** Exercise goal **
Return the complete listing that follows, with each line reproduced exactly.

** Records to use **
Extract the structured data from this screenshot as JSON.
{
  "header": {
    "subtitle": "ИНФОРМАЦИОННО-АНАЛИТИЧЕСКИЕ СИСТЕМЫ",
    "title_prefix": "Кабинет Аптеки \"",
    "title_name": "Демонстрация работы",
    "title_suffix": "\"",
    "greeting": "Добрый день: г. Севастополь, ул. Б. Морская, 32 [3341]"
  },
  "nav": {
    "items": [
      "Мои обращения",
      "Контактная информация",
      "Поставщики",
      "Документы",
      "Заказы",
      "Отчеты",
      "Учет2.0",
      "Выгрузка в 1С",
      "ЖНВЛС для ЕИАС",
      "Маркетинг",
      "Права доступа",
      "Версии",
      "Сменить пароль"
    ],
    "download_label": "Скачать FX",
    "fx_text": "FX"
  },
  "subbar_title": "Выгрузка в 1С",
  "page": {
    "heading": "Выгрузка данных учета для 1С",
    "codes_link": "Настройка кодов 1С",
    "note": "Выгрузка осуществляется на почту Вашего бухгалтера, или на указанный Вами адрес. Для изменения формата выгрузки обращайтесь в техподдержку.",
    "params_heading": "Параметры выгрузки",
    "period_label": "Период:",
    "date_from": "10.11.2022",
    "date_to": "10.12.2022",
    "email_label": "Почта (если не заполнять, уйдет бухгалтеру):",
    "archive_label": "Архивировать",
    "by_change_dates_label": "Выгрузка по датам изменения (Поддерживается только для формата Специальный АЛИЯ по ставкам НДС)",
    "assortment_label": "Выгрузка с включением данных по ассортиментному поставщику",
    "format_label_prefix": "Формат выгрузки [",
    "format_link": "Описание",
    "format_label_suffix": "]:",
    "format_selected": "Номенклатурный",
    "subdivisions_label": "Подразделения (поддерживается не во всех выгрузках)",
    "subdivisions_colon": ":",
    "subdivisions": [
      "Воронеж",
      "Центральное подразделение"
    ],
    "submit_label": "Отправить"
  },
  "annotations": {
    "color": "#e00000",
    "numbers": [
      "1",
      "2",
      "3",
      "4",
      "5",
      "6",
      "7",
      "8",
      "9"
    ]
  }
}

** Problem solution **
Extract the structured data from this screenshot as JSON.
{
  "header": {
    "subtitle": "ИНФОРМАЦИОННО-АНАЛИТИЧЕСКИЕ СИСТЕМЫ",
    "title_prefix": "Кабинет Аптеки \"",
    "title_name": "Демонстрация работы",
    "title_suffix": "\"",
    "greeting": "Добрый день: г. Севастополь, ул. Б. Морская, 32 [3341]"
  },
  "nav": {
    "items": [
      "Мои обращения",
      "Контактная информация",
      "Поставщики",
      "Документы",
      "Заказы",
      "Отчеты",
      "Учет2.0",
      "Выгрузка в 1С",
      "ЖНВЛС для ЕИАС",
      "Маркетинг",
      "Права доступа",
      "Версии",
      "Сменить пароль"
    ],
    "download_label": "Скачать FX",
    "fx_text": "FX"
  },
  "subbar_title": "Выгрузка в 1С",
  "page": {
    "heading": "Выгрузка данных учета для 1С",
    "codes_link": "Настройка кодов 1С",
    "note": "Выгрузка осуществляется на почту Вашего бухгалтера, или на указанный Вами адрес. Для изменения формата выгрузки обращайтесь в техподдержку.",
    "params_heading": "Параметры выгрузки",
    "period_label": "Период:",
    "date_from": "10.11.2022",
    "date_to": "10.12.2022",
    "email_label": "Почта (если не заполнять, уйдет бухгалтеру):",
    "archive_label": "Архивировать",
    "by_change_dates_label": "Выгрузка по датам изменения (Поддерживается только для формата Специальный АЛИЯ по ставкам НДС)",
    "assortment_label": "Выгрузка с включением данных по ассортиментному поставщику",
    "format_label_prefix": "Формат выгрузки [",
    "format_link": "Описание",
    "format_label_suffix": "]:",
    "format_selected": "Номенклатурный",
    "subdivisions_label": "Подразделения (поддерживается не во всех выгрузках)",
    "subdivisions_colon": ":",
    "subdivisions": [
      "Воронеж",
      "Центральное подразделение"
    ],
    "submit_label": "Отправить"
  },
  "annotations": {
    "color": "#e00000",
    "numbers": [
      "1",
      "2",
      "3",
      "4",
      "5",
      "6",
      "7",
      "8",
      "9"
    ]
  }
}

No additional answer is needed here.